Instruction - Lines that hold the word "والح" should be located and copied.

------

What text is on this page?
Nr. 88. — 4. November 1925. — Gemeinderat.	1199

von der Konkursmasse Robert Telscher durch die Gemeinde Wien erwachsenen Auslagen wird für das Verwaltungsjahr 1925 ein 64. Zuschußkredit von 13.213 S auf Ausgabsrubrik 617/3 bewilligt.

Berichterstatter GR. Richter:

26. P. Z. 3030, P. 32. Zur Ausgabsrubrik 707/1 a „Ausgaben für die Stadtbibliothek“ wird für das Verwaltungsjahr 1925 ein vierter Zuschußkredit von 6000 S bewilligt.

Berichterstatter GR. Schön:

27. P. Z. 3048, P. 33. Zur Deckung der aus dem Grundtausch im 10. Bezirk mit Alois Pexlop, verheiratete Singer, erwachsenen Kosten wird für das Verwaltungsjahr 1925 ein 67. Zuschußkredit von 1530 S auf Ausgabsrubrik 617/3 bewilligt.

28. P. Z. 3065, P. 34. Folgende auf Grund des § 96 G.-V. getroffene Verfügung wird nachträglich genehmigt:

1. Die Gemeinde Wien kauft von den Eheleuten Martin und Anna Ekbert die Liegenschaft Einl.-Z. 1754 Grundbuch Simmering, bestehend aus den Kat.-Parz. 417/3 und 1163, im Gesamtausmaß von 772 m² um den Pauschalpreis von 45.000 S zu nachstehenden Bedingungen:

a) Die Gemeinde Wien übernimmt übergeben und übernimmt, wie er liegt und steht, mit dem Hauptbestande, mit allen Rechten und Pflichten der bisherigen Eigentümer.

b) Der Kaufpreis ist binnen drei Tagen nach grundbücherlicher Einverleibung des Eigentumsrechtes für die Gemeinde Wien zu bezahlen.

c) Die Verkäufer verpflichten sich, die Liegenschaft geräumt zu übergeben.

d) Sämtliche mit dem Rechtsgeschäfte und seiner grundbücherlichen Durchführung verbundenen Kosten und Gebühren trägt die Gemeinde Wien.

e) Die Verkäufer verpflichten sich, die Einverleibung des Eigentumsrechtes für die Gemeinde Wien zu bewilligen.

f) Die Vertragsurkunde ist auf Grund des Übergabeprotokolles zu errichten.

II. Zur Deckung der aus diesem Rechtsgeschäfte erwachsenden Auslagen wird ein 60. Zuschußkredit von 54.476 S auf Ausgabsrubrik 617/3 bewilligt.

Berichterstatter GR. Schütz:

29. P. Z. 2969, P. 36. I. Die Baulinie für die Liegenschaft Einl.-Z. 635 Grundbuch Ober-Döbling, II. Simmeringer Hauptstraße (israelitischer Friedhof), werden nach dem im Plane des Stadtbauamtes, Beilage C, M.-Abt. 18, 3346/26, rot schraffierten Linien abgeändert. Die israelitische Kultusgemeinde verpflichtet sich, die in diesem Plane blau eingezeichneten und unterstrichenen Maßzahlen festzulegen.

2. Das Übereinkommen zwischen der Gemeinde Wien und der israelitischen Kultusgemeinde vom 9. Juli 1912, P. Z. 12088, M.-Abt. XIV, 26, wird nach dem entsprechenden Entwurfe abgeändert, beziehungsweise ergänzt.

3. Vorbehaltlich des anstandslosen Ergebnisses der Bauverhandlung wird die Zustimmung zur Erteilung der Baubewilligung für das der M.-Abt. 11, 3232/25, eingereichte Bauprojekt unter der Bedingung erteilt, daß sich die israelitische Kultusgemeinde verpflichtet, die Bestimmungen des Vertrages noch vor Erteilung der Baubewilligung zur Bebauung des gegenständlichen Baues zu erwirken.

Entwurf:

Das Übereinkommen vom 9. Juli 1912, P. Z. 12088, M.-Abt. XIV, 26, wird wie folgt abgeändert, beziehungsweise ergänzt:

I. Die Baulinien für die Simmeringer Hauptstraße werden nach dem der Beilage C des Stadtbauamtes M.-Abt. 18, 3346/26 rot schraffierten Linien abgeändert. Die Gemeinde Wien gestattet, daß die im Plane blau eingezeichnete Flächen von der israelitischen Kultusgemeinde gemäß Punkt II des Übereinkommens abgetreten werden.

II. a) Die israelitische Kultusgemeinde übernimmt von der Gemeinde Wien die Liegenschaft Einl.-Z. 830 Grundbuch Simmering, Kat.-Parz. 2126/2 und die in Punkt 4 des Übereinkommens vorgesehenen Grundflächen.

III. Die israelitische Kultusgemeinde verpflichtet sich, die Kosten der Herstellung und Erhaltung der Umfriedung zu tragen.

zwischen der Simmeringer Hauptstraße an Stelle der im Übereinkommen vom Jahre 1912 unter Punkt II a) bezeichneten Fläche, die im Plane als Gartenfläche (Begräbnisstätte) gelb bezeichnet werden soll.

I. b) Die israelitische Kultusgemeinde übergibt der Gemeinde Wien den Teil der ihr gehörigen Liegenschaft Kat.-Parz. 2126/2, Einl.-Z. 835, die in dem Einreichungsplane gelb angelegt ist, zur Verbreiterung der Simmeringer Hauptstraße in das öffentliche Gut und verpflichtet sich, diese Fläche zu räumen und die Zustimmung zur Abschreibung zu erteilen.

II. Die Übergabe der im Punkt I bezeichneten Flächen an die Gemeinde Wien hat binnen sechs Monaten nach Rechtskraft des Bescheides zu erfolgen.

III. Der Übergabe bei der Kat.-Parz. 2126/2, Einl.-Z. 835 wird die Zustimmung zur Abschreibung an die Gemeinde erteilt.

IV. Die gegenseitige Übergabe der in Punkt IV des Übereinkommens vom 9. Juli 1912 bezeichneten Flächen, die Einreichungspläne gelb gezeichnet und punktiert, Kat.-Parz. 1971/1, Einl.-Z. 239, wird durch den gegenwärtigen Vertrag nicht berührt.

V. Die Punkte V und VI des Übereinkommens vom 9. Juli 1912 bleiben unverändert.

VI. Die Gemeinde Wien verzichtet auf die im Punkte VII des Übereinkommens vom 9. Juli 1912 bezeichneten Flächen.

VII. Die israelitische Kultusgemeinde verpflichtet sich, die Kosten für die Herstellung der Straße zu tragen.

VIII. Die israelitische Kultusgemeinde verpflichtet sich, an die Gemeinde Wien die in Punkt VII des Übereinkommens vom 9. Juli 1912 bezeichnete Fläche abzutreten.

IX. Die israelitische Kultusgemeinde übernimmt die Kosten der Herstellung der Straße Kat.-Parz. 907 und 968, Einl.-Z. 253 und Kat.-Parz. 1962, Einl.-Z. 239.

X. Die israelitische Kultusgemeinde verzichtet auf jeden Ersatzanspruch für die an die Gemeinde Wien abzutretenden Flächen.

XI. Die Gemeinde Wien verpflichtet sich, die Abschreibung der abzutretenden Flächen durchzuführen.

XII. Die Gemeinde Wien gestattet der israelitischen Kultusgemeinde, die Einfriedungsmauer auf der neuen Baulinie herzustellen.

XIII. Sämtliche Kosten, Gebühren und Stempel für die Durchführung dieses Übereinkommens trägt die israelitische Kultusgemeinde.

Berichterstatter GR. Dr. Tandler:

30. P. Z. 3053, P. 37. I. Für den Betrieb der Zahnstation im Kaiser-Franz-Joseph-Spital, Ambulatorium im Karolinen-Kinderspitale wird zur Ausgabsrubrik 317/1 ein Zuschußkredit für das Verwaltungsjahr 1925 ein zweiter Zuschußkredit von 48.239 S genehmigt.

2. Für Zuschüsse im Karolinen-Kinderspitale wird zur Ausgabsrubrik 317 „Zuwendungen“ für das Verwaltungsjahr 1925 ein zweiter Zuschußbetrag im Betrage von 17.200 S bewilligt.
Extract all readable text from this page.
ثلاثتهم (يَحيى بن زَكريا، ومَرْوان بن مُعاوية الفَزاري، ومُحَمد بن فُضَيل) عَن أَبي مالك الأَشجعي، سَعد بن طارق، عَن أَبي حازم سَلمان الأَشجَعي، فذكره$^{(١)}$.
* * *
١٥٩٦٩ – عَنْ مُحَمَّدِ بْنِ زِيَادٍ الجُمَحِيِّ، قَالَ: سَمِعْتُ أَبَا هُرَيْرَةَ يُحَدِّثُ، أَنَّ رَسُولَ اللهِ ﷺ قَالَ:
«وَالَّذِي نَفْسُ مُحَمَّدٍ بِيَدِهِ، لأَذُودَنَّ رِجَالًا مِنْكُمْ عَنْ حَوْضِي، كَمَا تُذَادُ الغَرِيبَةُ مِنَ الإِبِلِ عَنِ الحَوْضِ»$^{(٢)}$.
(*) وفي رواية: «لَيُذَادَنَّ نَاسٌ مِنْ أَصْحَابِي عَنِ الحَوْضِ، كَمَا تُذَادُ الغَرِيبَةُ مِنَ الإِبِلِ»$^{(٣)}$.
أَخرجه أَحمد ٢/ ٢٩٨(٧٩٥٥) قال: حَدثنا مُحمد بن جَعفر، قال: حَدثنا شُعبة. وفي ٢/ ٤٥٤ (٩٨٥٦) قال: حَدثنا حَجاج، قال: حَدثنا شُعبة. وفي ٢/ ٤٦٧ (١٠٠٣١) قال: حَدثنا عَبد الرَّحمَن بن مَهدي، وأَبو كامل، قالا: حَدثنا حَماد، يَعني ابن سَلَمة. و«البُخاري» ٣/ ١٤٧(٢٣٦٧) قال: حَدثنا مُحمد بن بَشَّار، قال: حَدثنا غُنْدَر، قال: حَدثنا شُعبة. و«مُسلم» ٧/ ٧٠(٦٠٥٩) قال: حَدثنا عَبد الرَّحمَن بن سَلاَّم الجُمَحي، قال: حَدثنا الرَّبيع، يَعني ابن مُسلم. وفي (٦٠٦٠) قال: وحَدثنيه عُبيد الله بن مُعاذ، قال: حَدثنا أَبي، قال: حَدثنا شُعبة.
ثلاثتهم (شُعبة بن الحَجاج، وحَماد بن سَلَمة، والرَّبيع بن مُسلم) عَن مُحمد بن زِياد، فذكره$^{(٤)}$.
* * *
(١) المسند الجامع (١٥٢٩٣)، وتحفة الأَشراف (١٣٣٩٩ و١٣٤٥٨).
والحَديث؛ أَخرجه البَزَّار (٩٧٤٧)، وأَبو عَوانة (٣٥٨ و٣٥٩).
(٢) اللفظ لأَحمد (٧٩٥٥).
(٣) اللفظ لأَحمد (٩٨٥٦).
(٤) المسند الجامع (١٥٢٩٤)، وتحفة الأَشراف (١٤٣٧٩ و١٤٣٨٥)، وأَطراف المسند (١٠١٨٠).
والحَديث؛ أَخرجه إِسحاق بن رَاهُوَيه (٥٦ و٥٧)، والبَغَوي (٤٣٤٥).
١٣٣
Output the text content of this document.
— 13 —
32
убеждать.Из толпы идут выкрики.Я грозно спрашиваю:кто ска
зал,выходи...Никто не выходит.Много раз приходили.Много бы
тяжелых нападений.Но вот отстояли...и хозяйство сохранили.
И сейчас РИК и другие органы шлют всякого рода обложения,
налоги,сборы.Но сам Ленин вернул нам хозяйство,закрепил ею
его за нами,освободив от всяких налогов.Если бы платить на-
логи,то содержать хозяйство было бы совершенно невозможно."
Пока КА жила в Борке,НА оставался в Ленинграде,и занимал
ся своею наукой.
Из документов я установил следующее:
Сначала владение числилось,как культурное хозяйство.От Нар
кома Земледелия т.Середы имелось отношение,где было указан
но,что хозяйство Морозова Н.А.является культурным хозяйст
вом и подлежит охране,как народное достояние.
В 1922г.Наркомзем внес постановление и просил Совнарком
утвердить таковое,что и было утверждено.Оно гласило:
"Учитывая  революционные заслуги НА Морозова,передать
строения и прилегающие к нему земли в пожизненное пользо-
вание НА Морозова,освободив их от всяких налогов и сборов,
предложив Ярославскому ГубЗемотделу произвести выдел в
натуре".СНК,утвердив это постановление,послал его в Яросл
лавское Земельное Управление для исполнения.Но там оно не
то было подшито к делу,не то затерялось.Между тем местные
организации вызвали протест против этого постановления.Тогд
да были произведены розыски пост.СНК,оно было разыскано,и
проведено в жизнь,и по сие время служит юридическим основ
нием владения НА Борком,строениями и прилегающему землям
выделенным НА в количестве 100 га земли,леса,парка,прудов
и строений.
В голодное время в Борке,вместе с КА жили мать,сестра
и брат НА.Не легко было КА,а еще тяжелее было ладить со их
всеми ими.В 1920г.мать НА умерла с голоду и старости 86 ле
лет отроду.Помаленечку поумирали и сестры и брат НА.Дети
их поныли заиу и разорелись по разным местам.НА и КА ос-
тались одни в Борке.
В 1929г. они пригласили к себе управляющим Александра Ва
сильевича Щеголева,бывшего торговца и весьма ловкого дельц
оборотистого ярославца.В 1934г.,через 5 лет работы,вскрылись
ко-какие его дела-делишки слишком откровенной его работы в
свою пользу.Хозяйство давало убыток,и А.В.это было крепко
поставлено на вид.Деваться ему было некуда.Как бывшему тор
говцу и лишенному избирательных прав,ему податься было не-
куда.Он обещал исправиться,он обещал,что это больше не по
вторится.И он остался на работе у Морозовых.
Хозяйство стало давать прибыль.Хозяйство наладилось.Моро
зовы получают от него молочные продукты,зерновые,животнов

------

Worked answer -
والحَديث؛ أَخرجه البَزَّار (٩٧٤٧)، وأَبو عَوانة (٣٥٨ و٣٥٩).
والحَديث؛ أَخرجه إِسحاق بن رَاهُوَيه (٥٦ و٥٧)، والبَغَوي (٤٣٤٥).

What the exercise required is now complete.